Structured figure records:
::::
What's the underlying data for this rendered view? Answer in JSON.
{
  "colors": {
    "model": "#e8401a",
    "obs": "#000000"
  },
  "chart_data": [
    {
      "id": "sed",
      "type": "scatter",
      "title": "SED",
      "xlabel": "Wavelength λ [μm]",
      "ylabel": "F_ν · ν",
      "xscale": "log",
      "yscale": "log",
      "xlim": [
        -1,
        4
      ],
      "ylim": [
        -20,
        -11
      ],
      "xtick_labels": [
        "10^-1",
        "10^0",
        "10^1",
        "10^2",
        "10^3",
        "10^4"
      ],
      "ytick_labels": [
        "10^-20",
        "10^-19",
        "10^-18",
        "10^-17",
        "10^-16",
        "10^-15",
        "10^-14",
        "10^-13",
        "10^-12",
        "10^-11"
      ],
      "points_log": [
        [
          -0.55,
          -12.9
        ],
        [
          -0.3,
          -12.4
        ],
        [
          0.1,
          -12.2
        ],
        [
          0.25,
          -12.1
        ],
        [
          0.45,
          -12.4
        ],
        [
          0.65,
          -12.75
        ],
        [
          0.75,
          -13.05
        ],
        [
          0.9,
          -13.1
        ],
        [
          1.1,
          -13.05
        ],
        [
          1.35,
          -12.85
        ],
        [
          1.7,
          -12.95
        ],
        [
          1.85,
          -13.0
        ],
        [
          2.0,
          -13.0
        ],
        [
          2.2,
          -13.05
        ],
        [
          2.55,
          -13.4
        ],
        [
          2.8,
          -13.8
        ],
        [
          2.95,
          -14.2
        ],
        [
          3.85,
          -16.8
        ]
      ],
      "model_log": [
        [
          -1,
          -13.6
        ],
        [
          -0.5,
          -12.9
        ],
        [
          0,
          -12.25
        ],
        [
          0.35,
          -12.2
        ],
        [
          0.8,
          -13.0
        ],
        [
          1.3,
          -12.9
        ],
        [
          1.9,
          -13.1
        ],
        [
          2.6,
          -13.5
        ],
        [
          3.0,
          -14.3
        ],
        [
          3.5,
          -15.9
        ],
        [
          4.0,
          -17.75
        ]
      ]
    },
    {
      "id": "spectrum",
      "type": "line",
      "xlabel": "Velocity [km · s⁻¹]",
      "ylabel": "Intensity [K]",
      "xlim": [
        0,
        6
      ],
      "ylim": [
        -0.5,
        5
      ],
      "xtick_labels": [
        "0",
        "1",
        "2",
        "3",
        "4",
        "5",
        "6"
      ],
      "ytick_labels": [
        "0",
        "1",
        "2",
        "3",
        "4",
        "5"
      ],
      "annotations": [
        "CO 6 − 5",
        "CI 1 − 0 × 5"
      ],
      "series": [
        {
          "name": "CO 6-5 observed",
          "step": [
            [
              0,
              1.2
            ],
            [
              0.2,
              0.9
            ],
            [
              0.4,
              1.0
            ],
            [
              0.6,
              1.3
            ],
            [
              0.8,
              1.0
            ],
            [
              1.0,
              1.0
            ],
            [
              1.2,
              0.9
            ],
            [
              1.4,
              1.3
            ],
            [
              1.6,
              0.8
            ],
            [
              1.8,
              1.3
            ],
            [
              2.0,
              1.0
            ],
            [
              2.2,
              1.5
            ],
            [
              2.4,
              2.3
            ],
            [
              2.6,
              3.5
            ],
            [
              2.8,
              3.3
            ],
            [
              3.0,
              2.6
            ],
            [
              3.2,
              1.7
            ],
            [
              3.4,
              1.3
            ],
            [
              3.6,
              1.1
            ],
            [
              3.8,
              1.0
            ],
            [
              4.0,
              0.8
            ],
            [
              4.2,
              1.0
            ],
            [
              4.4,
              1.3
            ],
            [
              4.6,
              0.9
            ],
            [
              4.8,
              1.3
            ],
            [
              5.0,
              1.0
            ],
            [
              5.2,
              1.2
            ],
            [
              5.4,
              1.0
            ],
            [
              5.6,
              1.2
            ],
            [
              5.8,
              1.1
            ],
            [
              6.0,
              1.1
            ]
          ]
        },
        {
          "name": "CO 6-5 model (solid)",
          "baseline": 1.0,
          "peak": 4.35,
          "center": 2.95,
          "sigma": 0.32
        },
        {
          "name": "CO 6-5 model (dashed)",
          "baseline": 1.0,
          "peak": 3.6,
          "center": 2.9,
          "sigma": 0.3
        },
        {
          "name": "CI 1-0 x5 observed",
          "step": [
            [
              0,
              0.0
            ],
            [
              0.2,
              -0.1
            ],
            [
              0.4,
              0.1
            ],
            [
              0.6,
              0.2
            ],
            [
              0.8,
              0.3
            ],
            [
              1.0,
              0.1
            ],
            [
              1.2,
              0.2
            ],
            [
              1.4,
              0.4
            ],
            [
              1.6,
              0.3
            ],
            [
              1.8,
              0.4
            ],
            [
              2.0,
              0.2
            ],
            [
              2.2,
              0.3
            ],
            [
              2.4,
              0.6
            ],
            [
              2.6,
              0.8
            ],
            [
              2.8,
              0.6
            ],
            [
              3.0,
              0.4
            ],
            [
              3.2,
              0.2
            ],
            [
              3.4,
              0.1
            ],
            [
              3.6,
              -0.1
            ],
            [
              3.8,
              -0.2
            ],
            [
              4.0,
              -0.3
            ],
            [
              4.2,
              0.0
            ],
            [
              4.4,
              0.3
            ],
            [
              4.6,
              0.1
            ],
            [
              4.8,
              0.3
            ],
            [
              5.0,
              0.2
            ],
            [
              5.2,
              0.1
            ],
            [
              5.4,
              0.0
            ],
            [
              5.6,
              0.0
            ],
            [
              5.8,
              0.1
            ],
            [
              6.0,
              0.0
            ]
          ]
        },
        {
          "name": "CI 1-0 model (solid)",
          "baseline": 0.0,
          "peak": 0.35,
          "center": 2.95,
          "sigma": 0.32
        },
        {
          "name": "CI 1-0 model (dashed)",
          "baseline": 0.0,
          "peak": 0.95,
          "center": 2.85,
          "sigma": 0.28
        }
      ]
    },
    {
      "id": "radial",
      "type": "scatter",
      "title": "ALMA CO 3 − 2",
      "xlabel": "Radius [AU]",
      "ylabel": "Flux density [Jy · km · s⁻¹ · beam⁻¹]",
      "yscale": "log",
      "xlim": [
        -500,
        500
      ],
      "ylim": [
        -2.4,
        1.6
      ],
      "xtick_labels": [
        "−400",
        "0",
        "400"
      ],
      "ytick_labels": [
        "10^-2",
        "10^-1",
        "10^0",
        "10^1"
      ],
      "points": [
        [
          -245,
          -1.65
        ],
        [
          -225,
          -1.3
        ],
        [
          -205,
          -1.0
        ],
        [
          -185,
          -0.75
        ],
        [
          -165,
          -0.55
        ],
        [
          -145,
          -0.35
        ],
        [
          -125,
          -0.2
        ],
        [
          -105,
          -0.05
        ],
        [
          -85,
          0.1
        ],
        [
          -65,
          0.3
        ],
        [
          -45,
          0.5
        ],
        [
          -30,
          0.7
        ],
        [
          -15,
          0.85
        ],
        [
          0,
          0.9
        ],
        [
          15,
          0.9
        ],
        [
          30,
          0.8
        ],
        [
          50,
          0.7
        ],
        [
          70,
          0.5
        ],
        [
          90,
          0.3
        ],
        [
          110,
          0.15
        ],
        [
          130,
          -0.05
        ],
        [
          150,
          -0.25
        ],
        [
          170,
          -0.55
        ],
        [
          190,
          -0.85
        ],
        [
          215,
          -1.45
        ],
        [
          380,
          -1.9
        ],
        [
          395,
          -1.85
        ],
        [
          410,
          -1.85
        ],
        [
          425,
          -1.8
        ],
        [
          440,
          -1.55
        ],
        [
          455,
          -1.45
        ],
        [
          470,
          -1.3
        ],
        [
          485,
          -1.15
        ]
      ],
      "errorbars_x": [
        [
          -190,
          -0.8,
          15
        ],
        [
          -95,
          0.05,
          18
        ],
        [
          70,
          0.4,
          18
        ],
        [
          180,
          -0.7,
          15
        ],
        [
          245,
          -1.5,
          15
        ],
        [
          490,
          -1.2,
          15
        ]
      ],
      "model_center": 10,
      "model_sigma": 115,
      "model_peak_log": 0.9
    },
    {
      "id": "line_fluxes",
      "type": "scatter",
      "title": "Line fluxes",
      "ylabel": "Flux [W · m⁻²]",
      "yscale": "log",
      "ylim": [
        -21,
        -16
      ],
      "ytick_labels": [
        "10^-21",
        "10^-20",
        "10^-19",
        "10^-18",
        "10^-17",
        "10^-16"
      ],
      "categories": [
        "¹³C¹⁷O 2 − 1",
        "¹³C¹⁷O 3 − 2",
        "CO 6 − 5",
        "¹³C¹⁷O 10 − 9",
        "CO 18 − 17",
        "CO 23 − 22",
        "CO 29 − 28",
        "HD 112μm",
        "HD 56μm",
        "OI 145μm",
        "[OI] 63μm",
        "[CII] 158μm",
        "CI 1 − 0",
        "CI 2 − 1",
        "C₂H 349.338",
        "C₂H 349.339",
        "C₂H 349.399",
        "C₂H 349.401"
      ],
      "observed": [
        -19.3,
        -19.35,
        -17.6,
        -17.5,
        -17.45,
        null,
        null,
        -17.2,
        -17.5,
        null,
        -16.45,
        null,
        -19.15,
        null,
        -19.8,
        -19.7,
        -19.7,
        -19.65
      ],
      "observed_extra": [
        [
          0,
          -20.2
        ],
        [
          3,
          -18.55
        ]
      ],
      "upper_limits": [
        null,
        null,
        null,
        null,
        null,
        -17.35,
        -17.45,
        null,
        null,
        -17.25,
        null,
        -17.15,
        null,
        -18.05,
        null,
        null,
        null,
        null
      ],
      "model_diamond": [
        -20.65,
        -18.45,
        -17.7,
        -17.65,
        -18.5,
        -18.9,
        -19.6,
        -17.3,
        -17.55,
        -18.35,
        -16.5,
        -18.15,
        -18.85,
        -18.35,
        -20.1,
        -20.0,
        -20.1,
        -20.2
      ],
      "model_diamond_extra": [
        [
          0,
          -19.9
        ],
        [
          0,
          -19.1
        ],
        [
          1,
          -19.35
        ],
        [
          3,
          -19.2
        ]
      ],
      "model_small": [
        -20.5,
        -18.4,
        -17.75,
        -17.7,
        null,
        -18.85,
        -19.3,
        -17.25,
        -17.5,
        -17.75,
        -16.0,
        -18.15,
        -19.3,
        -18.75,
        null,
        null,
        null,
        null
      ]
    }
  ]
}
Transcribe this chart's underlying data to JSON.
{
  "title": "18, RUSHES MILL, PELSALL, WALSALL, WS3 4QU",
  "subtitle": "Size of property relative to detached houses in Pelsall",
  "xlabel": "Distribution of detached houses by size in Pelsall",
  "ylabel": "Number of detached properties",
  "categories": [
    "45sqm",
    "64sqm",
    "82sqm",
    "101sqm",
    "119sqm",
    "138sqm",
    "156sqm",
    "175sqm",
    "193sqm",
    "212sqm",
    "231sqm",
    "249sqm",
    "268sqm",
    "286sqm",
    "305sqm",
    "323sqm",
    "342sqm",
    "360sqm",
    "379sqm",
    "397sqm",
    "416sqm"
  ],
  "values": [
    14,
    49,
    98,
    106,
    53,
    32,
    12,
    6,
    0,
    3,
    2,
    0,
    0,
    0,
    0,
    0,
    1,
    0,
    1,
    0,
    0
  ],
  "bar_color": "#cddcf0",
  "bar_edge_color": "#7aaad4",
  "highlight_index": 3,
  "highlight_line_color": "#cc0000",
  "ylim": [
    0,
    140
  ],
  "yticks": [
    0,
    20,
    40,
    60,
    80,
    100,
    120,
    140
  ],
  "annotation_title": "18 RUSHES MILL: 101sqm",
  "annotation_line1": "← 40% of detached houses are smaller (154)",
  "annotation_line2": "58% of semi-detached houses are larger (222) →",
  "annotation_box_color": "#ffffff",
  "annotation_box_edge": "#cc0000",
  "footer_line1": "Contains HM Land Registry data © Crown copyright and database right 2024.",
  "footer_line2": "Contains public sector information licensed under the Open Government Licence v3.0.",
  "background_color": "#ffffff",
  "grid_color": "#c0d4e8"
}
::::
[What the task requires]:
Go through the material above and count the lines that include "this". Give the number alone.

[Solution]:
2